Below are some records; repeat them all exactly, minus the pictures.

* [Data to use]
** begin **

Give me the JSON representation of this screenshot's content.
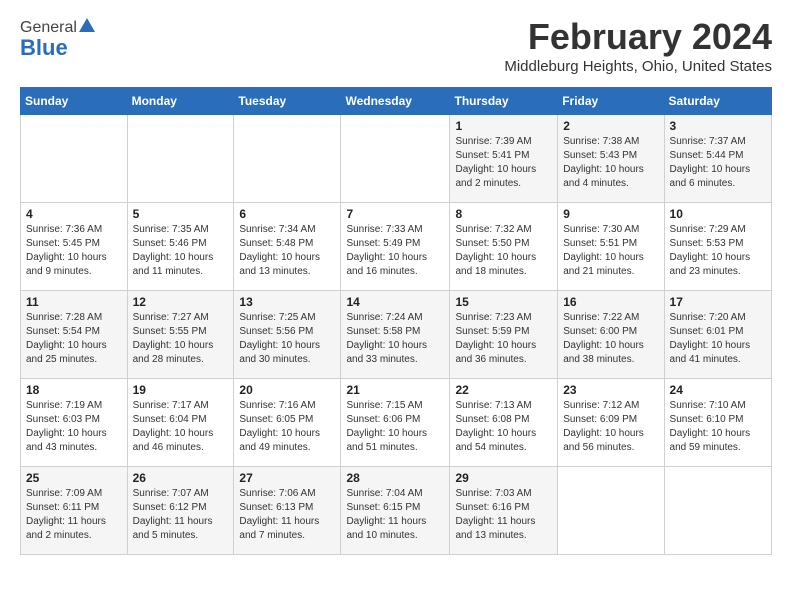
{
  "header": {
    "logo_general": "General",
    "logo_blue": "Blue",
    "month_year": "February 2024",
    "location": "Middleburg Heights, Ohio, United States"
  },
  "days_of_week": [
    "Sunday",
    "Monday",
    "Tuesday",
    "Wednesday",
    "Thursday",
    "Friday",
    "Saturday"
  ],
  "weeks": [
    [
      {
        "day": "",
        "info": ""
      },
      {
        "day": "",
        "info": ""
      },
      {
        "day": "",
        "info": ""
      },
      {
        "day": "",
        "info": ""
      },
      {
        "day": "1",
        "info": "Sunrise: 7:39 AM\nSunset: 5:41 PM\nDaylight: 10 hours and 2 minutes."
      },
      {
        "day": "2",
        "info": "Sunrise: 7:38 AM\nSunset: 5:43 PM\nDaylight: 10 hours and 4 minutes."
      },
      {
        "day": "3",
        "info": "Sunrise: 7:37 AM\nSunset: 5:44 PM\nDaylight: 10 hours and 6 minutes."
      }
    ],
    [
      {
        "day": "4",
        "info": "Sunrise: 7:36 AM\nSunset: 5:45 PM\nDaylight: 10 hours and 9 minutes."
      },
      {
        "day": "5",
        "info": "Sunrise: 7:35 AM\nSunset: 5:46 PM\nDaylight: 10 hours and 11 minutes."
      },
      {
        "day": "6",
        "info": "Sunrise: 7:34 AM\nSunset: 5:48 PM\nDaylight: 10 hours and 13 minutes."
      },
      {
        "day": "7",
        "info": "Sunrise: 7:33 AM\nSunset: 5:49 PM\nDaylight: 10 hours and 16 minutes."
      },
      {
        "day": "8",
        "info": "Sunrise: 7:32 AM\nSunset: 5:50 PM\nDaylight: 10 hours and 18 minutes."
      },
      {
        "day": "9",
        "info": "Sunrise: 7:30 AM\nSunset: 5:51 PM\nDaylight: 10 hours and 21 minutes."
      },
      {
        "day": "10",
        "info": "Sunrise: 7:29 AM\nSunset: 5:53 PM\nDaylight: 10 hours and 23 minutes."
      }
    ],
    [
      {
        "day": "11",
        "info": "Sunrise: 7:28 AM\nSunset: 5:54 PM\nDaylight: 10 hours and 25 minutes."
      },
      {
        "day": "12",
        "info": "Sunrise: 7:27 AM\nSunset: 5:55 PM\nDaylight: 10 hours and 28 minutes."
      },
      {
        "day": "13",
        "info": "Sunrise: 7:25 AM\nSunset: 5:56 PM\nDaylight: 10 hours and 30 minutes."
      },
      {
        "day": "14",
        "info": "Sunrise: 7:24 AM\nSunset: 5:58 PM\nDaylight: 10 hours and 33 minutes."
      },
      {
        "day": "15",
        "info": "Sunrise: 7:23 AM\nSunset: 5:59 PM\nDaylight: 10 hours and 36 minutes."
      },
      {
        "day": "16",
        "info": "Sunrise: 7:22 AM\nSunset: 6:00 PM\nDaylight: 10 hours and 38 minutes."
      },
      {
        "day": "17",
        "info": "Sunrise: 7:20 AM\nSunset: 6:01 PM\nDaylight: 10 hours and 41 minutes."
      }
    ],
    [
      {
        "day": "18",
        "info": "Sunrise: 7:19 AM\nSunset: 6:03 PM\nDaylight: 10 hours and 43 minutes."
      },
      {
        "day": "19",
        "info": "Sunrise: 7:17 AM\nSunset: 6:04 PM\nDaylight: 10 hours and 46 minutes."
      },
      {
        "day": "20",
        "info": "Sunrise: 7:16 AM\nSunset: 6:05 PM\nDaylight: 10 hours and 49 minutes."
      },
      {
        "day": "21",
        "info": "Sunrise: 7:15 AM\nSunset: 6:06 PM\nDaylight: 10 hours and 51 minutes."
      },
      {
        "day": "22",
        "info": "Sunrise: 7:13 AM\nSunset: 6:08 PM\nDaylight: 10 hours and 54 minutes."
      },
      {
        "day": "23",
        "info": "Sunrise: 7:12 AM\nSunset: 6:09 PM\nDaylight: 10 hours and 56 minutes."
      },
      {
        "day": "24",
        "info": "Sunrise: 7:10 AM\nSunset: 6:10 PM\nDaylight: 10 hours and 59 minutes."
      }
    ],
    [
      {
        "day": "25",
        "info": "Sunrise: 7:09 AM\nSunset: 6:11 PM\nDaylight: 11 hours and 2 minutes."
      },
      {
        "day": "26",
        "info": "Sunrise: 7:07 AM\nSunset: 6:12 PM\nDaylight: 11 hours and 5 minutes."
      },
      {
        "day": "27",
        "info": "Sunrise: 7:06 AM\nSunset: 6:13 PM\nDaylight: 11 hours and 7 minutes."
      },
      {
        "day": "28",
        "info": "Sunrise: 7:04 AM\nSunset: 6:15 PM\nDaylight: 11 hours and 10 minutes."
      },
      {
        "day": "29",
        "info": "Sunrise: 7:03 AM\nSunset: 6:16 PM\nDaylight: 11 hours and 13 minutes."
      },
      {
        "day": "",
        "info": ""
      },
      {
        "day": "",
        "info": ""
      }
    ]
  ]
}
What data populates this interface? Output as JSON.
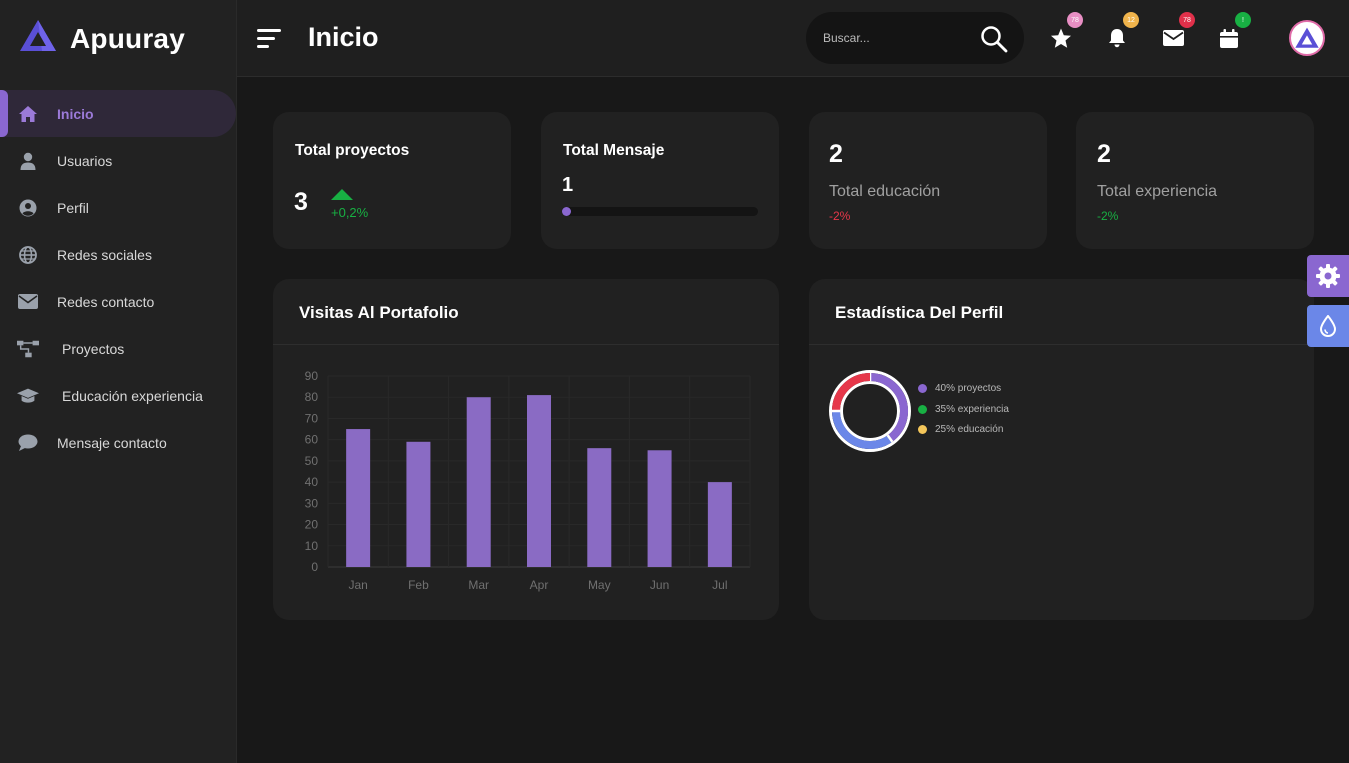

** end **

* [Final result]
Give me the JSON representation of this screenshot's content.
{
  "header": {
    "logo_general": "General",
    "logo_blue": "Blue",
    "month_year": "February 2024",
    "location": "Middleburg Heights, Ohio, United States"
  },
  "days_of_week": [
    "Sunday",
    "Monday",
    "Tuesday",
    "Wednesday",
    "Thursday",
    "Friday",
    "Saturday"
  ],
  "weeks": [
    [
      {
        "day": "",
        "info": ""
      },
      {
        "day": "",
        "info": ""
      },
      {
        "day": "",
        "info": ""
      },
      {
        "day": "",
        "info": ""
      },
      {
        "day": "1",
        "info": "Sunrise: 7:39 AM\nSunset: 5:41 PM\nDaylight: 10 hours and 2 minutes."
      },
      {
        "day": "2",
        "info": "Sunrise: 7:38 AM\nSunset: 5:43 PM\nDaylight: 10 hours and 4 minutes."
      },
      {
        "day": "3",
        "info": "Sunrise: 7:37 AM\nSunset: 5:44 PM\nDaylight: 10 hours and 6 minutes."
      }
    ],
    [
      {
        "day": "4",
        "info": "Sunrise: 7:36 AM\nSunset: 5:45 PM\nDaylight: 10 hours and 9 minutes."
      },
      {
        "day": "5",
        "info": "Sunrise: 7:35 AM\nSunset: 5:46 PM\nDaylight: 10 hours and 11 minutes."
      },
      {
        "day": "6",
        "info": "Sunrise: 7:34 AM\nSunset: 5:48 PM\nDaylight: 10 hours and 13 minutes."
      },
      {
        "day": "7",
        "info": "Sunrise: 7:33 AM\nSunset: 5:49 PM\nDaylight: 10 hours and 16 minutes."
      },
      {
        "day": "8",
        "info": "Sunrise: 7:32 AM\nSunset: 5:50 PM\nDaylight: 10 hours and 18 minutes."
      },
      {
        "day": "9",
        "info": "Sunrise: 7:30 AM\nSunset: 5:51 PM\nDaylight: 10 hours and 21 minutes."
      },
      {
        "day": "10",
        "info": "Sunrise: 7:29 AM\nSunset: 5:53 PM\nDaylight: 10 hours and 23 minutes."
      }
    ],
    [
      {
        "day": "11",
        "info": "Sunrise: 7:28 AM\nSunset: 5:54 PM\nDaylight: 10 hours and 25 minutes."
      },
      {
        "day": "12",
        "info": "Sunrise: 7:27 AM\nSunset: 5:55 PM\nDaylight: 10 hours and 28 minutes."
      },
      {
        "day": "13",
        "info": "Sunrise: 7:25 AM\nSunset: 5:56 PM\nDaylight: 10 hours and 30 minutes."
      },
      {
        "day": "14",
        "info": "Sunrise: 7:24 AM\nSunset: 5:58 PM\nDaylight: 10 hours and 33 minutes."
      },
      {
        "day": "15",
        "info": "Sunrise: 7:23 AM\nSunset: 5:59 PM\nDaylight: 10 hours and 36 minutes."
      },
      {
        "day": "16",
        "info": "Sunrise: 7:22 AM\nSunset: 6:00 PM\nDaylight: 10 hours and 38 minutes."
      },
      {
        "day": "17",
        "info": "Sunrise: 7:20 AM\nSunset: 6:01 PM\nDaylight: 10 hours and 41 minutes."
      }
    ],
    [
      {
        "day": "18",
        "info": "Sunrise: 7:19 AM\nSunset: 6:03 PM\nDaylight: 10 hours and 43 minutes."
      },
      {
        "day": "19",
        "info": "Sunrise: 7:17 AM\nSunset: 6:04 PM\nDaylight: 10 hours and 46 minutes."
      },
      {
        "day": "20",
        "info": "Sunrise: 7:16 AM\nSunset: 6:05 PM\nDaylight: 10 hours and 49 minutes."
      },
      {
        "day": "21",
        "info": "Sunrise: 7:15 AM\nSunset: 6:06 PM\nDaylight: 10 hours and 51 minutes."
      },
      {
        "day": "22",
        "info": "Sunrise: 7:13 AM\nSunset: 6:08 PM\nDaylight: 10 hours and 54 minutes."
      },
      {
        "day": "23",
        "info": "Sunrise: 7:12 AM\nSunset: 6:09 PM\nDaylight: 10 hours and 56 minutes."
      },
      {
        "day": "24",
        "info": "Sunrise: 7:10 AM\nSunset: 6:10 PM\nDaylight: 10 hours and 59 minutes."
      }
    ],
    [
      {
        "day": "25",
        "info": "Sunrise: 7:09 AM\nSunset: 6:11 PM\nDaylight: 11 hours and 2 minutes."
      },
      {
        "day": "26",
        "info": "Sunrise: 7:07 AM\nSunset: 6:12 PM\nDaylight: 11 hours and 5 minutes."
      },
      {
        "day": "27",
        "info": "Sunrise: 7:06 AM\nSunset: 6:13 PM\nDaylight: 11 hours and 7 minutes."
      },
      {
        "day": "28",
        "info": "Sunrise: 7:04 AM\nSunset: 6:15 PM\nDaylight: 11 hours and 10 minutes."
      },
      {
        "day": "29",
        "info": "Sunrise: 7:03 AM\nSunset: 6:16 PM\nDaylight: 11 hours and 13 minutes."
      },
      {
        "day": "",
        "info": ""
      },
      {
        "day": "",
        "info": ""
      }
    ]
  ]
}
What data populates this interface? Output as JSON.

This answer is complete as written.